Repeat the whole of the data, keeping every detail the same.

── Dataset records

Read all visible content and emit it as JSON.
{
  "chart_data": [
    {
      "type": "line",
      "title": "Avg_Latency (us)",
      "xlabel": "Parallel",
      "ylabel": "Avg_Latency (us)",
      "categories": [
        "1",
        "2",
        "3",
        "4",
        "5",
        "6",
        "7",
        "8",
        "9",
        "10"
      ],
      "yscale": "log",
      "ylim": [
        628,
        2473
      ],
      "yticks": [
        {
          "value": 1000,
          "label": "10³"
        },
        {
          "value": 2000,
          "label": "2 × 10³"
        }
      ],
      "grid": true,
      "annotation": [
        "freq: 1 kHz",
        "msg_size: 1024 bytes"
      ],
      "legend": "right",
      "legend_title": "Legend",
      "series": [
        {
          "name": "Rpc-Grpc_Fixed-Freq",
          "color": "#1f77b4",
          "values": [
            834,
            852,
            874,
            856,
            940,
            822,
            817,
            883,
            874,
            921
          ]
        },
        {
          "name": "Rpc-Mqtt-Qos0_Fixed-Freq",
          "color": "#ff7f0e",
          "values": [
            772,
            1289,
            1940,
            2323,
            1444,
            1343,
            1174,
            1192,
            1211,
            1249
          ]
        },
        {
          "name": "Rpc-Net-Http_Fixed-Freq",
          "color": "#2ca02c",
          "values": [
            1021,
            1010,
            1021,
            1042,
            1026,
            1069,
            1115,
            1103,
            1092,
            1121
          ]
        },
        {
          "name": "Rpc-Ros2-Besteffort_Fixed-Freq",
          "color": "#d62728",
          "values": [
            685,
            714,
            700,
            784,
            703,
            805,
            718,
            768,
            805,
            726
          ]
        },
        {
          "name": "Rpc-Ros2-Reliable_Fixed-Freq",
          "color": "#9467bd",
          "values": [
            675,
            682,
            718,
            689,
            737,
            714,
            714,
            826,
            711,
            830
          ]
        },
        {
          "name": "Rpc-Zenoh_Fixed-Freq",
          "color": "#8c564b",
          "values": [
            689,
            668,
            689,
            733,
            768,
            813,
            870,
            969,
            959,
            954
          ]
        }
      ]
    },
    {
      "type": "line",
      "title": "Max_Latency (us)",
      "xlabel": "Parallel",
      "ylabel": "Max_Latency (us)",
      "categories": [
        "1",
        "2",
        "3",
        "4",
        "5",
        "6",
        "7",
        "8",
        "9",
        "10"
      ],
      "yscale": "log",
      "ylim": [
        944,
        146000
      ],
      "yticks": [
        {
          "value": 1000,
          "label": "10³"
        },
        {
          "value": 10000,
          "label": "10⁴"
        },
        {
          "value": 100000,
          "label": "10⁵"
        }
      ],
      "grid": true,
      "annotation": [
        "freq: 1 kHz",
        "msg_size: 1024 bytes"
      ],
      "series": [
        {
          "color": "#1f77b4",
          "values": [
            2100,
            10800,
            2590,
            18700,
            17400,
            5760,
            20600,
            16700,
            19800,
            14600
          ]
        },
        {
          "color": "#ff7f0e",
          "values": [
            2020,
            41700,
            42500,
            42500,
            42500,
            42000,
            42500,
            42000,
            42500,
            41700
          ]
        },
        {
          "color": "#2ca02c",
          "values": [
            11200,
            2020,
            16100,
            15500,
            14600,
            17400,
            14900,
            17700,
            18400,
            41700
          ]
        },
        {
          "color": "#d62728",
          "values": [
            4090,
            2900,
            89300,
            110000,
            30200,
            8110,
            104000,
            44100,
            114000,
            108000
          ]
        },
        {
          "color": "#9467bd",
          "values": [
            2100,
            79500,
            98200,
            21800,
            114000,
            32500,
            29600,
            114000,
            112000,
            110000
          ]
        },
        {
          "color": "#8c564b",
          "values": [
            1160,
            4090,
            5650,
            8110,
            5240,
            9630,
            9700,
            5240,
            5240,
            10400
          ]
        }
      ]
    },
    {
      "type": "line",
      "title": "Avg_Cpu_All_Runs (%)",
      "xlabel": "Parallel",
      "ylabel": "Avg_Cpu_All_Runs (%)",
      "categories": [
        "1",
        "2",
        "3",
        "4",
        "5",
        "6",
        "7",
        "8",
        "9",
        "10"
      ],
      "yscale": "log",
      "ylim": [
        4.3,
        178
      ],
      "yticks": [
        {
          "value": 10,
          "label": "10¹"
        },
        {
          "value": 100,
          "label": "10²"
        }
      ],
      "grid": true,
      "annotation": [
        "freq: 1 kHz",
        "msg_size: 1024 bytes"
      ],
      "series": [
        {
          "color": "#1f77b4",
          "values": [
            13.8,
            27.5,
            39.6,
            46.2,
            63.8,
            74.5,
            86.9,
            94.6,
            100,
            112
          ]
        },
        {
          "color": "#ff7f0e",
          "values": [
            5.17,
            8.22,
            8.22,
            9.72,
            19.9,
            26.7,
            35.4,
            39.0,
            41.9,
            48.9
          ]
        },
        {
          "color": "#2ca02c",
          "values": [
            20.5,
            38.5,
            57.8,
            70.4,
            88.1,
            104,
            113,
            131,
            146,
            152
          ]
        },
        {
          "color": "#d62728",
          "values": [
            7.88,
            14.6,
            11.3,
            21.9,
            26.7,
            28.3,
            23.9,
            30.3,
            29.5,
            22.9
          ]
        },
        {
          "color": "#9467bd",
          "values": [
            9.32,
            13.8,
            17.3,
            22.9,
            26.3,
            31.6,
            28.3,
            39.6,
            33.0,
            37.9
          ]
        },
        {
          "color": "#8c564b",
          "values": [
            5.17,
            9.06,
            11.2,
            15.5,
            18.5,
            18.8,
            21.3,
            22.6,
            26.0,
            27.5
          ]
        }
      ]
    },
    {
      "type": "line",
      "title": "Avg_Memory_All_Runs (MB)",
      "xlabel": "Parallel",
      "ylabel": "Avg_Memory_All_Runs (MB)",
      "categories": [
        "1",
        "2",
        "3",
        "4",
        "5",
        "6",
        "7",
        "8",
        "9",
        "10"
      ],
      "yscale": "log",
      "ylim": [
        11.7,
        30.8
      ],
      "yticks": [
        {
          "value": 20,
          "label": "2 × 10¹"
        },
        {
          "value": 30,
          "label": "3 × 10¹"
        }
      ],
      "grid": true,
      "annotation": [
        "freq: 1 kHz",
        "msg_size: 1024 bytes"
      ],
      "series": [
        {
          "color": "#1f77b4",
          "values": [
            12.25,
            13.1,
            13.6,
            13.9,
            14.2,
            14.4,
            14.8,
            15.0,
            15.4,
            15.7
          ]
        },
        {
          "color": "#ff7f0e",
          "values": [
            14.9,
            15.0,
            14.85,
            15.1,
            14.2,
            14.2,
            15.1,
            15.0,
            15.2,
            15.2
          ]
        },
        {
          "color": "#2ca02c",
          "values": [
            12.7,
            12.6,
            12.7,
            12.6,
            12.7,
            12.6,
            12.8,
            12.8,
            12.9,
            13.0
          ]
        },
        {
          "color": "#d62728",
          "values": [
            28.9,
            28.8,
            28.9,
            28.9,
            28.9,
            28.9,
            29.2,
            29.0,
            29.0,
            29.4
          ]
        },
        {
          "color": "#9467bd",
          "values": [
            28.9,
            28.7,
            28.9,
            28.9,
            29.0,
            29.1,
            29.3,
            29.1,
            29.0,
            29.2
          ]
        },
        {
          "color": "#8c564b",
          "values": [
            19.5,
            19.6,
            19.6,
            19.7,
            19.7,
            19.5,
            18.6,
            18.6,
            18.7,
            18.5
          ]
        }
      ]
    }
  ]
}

────

Written response »
Read all visible content and emit it as JSON.
{
  "chart_data": [
    {
      "type": "line",
      "title": "Avg_Latency (us)",
      "xlabel": "Parallel",
      "ylabel": "Avg_Latency (us)",
      "categories": [
        "1",
        "2",
        "3",
        "4",
        "5",
        "6",
        "7",
        "8",
        "9",
        "10"
      ],
      "yscale": "log",
      "ylim": [
        628,
        2473
      ],
      "yticks": [
        {
          "value": 1000,
          "label": "10³"
        },
        {
          "value": 2000,
          "label": "2 × 10³"
        }
      ],
      "grid": true,
      "annotation": [
        "freq: 1 kHz",
        "msg_size: 1024 bytes"
      ],
      "legend": "right",
      "legend_title": "Legend",
      "series": [
        {
          "name": "Rpc-Grpc_Fixed-Freq",
          "color": "#1f77b4",
          "values": [
            834,
            852,
            874,
            856,
            940,
            822,
            817,
            883,
            874,
            921
          ]
        },
        {
          "name": "Rpc-Mqtt-Qos0_Fixed-Freq",
          "color": "#ff7f0e",
          "values": [
            772,
            1289,
            1940,
            2323,
            1444,
            1343,
            1174,
            1192,
            1211,
            1249
          ]
        },
        {
          "name": "Rpc-Net-Http_Fixed-Freq",
          "color": "#2ca02c",
          "values": [
            1021,
            1010,
            1021,
            1042,
            1026,
            1069,
            1115,
            1103,
            1092,
            1121
          ]
        },
        {
          "name": "Rpc-Ros2-Besteffort_Fixed-Freq",
          "color": "#d62728",
          "values": [
            685,
            714,
            700,
            784,
            703,
            805,
            718,
            768,
            805,
            726
          ]
        },
        {
          "name": "Rpc-Ros2-Reliable_Fixed-Freq",
          "color": "#9467bd",
          "values": [
            675,
            682,
            718,
            689,
            737,
            714,
            714,
            826,
            711,
            830
          ]
        },
        {
          "name": "Rpc-Zenoh_Fixed-Freq",
          "color": "#8c564b",
          "values": [
            689,
            668,
            689,
            733,
            768,
            813,
            870,
            969,
            959,
            954
          ]
        }
      ]
    },
    {
      "type": "line",
      "title": "Max_Latency (us)",
      "xlabel": "Parallel",
      "ylabel": "Max_Latency (us)",
      "categories": [
        "1",
        "2",
        "3",
        "4",
        "5",
        "6",
        "7",
        "8",
        "9",
        "10"
      ],
      "yscale": "log",
      "ylim": [
        944,
        146000
      ],
      "yticks": [
        {
          "value": 1000,
          "label": "10³"
        },
        {
          "value": 10000,
          "label": "10⁴"
        },
        {
          "value": 100000,
          "label": "10⁵"
        }
      ],
      "grid": true,
      "annotation": [
        "freq: 1 kHz",
        "msg_size: 1024 bytes"
      ],
      "series": [
        {
          "color": "#1f77b4",
          "values": [
            2100,
            10800,
            2590,
            18700,
            17400,
            5760,
            20600,
            16700,
            19800,
            14600
          ]
        },
        {
          "color": "#ff7f0e",
          "values": [
            2020,
            41700,
            42500,
            42500,
            42500,
            42000,
            42500,
            42000,
            42500,
            41700
          ]
        },
        {
          "color": "#2ca02c",
          "values": [
            11200,
            2020,
            16100,
            15500,
            14600,
            17400,
            14900,
            17700,
            18400,
            41700
          ]
        },
        {
          "color": "#d62728",
          "values": [
            4090,
            2900,
            89300,
            110000,
            30200,
            8110,
            104000,
            44100,
            114000,
            108000
          ]
        },
        {
          "color": "#9467bd",
          "values": [
            2100,
            79500,
            98200,
            21800,
            114000,
            32500,
            29600,
            114000,
            112000,
            110000
          ]
        },
        {
          "color": "#8c564b",
          "values": [
            1160,
            4090,
            5650,
            8110,
            5240,
            9630,
            9700,
            5240,
            5240,
            10400
          ]
        }
      ]
    },
    {
      "type": "line",
      "title": "Avg_Cpu_All_Runs (%)",
      "xlabel": "Parallel",
      "ylabel": "Avg_Cpu_All_Runs (%)",
      "categories": [
        "1",
        "2",
        "3",
        "4",
        "5",
        "6",
        "7",
        "8",
        "9",
        "10"
      ],
      "yscale": "log",
      "ylim": [
        4.3,
        178
      ],
      "yticks": [
        {
          "value": 10,
          "label": "10¹"
        },
        {
          "value": 100,
          "label": "10²"
        }
      ],
      "grid": true,
      "annotation": [
        "freq: 1 kHz",
        "msg_size: 1024 bytes"
      ],
      "series": [
        {
          "color": "#1f77b4",
          "values": [
            13.8,
            27.5,
            39.6,
            46.2,
            63.8,
            74.5,
            86.9,
            94.6,
            100,
            112
          ]
        },
        {
          "color": "#ff7f0e",
          "values": [
            5.17,
            8.22,
            8.22,
            9.72,
            19.9,
            26.7,
            35.4,
            39.0,
            41.9,
            48.9
          ]
        },
        {
          "color": "#2ca02c",
          "values": [
            20.5,
            38.5,
            57.8,
            70.4,
            88.1,
            104,
            113,
            131,
            146,
            152
          ]
        },
        {
          "color": "#d62728",
          "values": [
            7.88,
            14.6,
            11.3,
            21.9,
            26.7,
            28.3,
            23.9,
            30.3,
            29.5,
            22.9
          ]
        },
        {
          "color": "#9467bd",
          "values": [
            9.32,
            13.8,
            17.3,
            22.9,
            26.3,
            31.6,
            28.3,
            39.6,
            33.0,
            37.9
          ]
        },
        {
          "color": "#8c564b",
          "values": [
            5.17,
            9.06,
            11.2,
            15.5,
            18.5,
            18.8,
            21.3,
            22.6,
            26.0,
            27.5
          ]
        }
      ]
    },
    {
      "type": "line",
      "title": "Avg_Memory_All_Runs (MB)",
      "xlabel": "Parallel",
      "ylabel": "Avg_Memory_All_Runs (MB)",
      "categories": [
        "1",
        "2",
        "3",
        "4",
        "5",
        "6",
        "7",
        "8",
        "9",
        "10"
      ],
      "yscale": "log",
      "ylim": [
        11.7,
        30.8
      ],
      "yticks": [
        {
          "value": 20,
          "label": "2 × 10¹"
        },
        {
          "value": 30,
          "label": "3 × 10¹"
        }
      ],
      "grid": true,
      "annotation": [
        "freq: 1 kHz",
        "msg_size: 1024 bytes"
      ],
      "series": [
        {
          "color": "#1f77b4",
          "values": [
            12.25,
            13.1,
            13.6,
            13.9,
            14.2,
            14.4,
            14.8,
            15.0,
            15.4,
            15.7
          ]
        },
        {
          "color": "#ff7f0e",
          "values": [
            14.9,
            15.0,
            14.85,
            15.1,
            14.2,
            14.2,
            15.1,
            15.0,
            15.2,
            15.2
          ]
        },
        {
          "color": "#2ca02c",
          "values": [
            12.7,
            12.6,
            12.7,
            12.6,
            12.7,
            12.6,
            12.8,
            12.8,
            12.9,
            13.0
          ]
        },
        {
          "color": "#d62728",
          "values": [
            28.9,
            28.8,
            28.9,
            28.9,
            28.9,
            28.9,
            29.2,
            29.0,
            29.0,
            29.4
          ]
        },
        {
          "color": "#9467bd",
          "values": [
            28.9,
            28.7,
            28.9,
            28.9,
            29.0,
            29.1,
            29.3,
            29.1,
            29.0,
            29.2
          ]
        },
        {
          "color": "#8c564b",
          "values": [
            19.5,
            19.6,
            19.6,
            19.7,
            19.7,
            19.5,
            18.6,
            18.6,
            18.7,
            18.5
          ]
        }
      ]
    }
  ]
}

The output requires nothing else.